• **YOUR OBJECTIVE**:
Within the data below, state how many lines contain the string "January". Provide the number only.

• **EXTRACTED DATA**:
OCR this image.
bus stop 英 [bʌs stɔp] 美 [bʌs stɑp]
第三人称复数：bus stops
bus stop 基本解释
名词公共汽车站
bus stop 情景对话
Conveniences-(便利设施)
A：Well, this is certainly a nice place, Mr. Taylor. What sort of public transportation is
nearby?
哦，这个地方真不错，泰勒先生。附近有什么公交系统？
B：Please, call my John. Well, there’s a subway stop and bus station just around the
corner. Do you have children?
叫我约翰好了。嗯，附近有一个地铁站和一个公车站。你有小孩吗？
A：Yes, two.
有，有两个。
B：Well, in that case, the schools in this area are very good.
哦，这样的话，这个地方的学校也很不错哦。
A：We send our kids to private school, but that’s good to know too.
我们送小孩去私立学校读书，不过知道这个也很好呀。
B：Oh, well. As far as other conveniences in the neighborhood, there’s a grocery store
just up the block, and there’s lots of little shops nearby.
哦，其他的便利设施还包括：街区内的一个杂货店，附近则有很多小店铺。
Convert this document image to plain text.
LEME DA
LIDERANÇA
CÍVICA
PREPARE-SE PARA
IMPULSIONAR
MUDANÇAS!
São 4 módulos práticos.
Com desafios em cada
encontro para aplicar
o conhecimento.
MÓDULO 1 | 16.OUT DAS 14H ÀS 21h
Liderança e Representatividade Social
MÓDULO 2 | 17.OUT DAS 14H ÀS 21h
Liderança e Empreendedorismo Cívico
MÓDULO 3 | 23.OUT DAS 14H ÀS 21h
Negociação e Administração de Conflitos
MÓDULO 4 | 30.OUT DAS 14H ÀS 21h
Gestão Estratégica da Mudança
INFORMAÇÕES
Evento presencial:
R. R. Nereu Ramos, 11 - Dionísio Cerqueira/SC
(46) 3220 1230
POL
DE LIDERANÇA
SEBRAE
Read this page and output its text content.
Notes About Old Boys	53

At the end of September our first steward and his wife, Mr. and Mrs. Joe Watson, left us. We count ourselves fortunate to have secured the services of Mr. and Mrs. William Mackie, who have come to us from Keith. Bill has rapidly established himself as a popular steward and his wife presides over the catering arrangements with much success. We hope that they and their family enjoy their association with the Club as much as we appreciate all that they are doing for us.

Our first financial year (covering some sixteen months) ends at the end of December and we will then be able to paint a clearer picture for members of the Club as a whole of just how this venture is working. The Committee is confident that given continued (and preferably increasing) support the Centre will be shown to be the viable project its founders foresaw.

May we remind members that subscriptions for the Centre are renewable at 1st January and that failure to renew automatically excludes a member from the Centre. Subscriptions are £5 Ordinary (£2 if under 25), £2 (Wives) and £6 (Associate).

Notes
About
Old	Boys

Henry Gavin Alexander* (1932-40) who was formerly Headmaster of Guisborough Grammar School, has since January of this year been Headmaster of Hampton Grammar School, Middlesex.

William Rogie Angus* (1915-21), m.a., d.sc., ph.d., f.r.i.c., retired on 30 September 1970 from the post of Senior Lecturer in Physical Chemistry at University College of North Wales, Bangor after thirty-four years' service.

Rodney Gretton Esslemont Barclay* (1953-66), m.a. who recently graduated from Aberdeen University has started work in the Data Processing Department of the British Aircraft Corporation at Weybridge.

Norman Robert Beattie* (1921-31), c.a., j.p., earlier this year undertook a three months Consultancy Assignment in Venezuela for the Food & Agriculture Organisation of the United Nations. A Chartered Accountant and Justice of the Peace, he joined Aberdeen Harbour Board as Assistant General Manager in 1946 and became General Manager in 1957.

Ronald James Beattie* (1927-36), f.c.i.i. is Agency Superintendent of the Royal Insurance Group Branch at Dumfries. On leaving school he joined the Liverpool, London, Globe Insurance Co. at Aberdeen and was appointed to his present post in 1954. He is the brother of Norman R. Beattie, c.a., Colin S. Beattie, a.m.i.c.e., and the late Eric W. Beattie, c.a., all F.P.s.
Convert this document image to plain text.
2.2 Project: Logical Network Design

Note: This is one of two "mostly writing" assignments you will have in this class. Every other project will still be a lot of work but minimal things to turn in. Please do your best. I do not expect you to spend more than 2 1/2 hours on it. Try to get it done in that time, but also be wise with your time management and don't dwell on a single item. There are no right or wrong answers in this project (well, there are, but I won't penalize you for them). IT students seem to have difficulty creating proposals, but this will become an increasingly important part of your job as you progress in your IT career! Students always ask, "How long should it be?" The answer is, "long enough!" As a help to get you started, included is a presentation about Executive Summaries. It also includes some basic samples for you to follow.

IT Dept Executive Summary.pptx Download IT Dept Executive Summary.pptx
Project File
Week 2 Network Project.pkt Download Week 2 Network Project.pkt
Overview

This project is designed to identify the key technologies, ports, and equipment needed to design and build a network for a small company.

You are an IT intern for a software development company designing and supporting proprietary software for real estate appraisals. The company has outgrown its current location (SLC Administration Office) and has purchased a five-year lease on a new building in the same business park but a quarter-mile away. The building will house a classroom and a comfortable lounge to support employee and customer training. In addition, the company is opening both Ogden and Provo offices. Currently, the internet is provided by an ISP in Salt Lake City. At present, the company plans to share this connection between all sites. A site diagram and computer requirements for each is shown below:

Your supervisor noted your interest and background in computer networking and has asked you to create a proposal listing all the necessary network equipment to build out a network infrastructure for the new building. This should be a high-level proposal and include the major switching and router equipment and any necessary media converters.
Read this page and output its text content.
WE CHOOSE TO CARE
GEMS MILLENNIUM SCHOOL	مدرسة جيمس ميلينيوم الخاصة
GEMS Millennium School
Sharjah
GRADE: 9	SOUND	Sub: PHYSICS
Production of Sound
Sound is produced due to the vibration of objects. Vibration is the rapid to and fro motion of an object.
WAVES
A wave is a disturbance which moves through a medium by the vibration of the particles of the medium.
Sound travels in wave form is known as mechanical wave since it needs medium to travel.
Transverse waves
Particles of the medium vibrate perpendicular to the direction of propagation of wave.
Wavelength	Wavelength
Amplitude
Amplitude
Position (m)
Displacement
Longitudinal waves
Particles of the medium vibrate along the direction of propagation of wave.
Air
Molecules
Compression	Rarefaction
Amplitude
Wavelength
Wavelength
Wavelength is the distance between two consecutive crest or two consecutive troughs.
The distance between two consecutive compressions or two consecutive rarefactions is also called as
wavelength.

• **RESULT FOR THIS TASK**:
2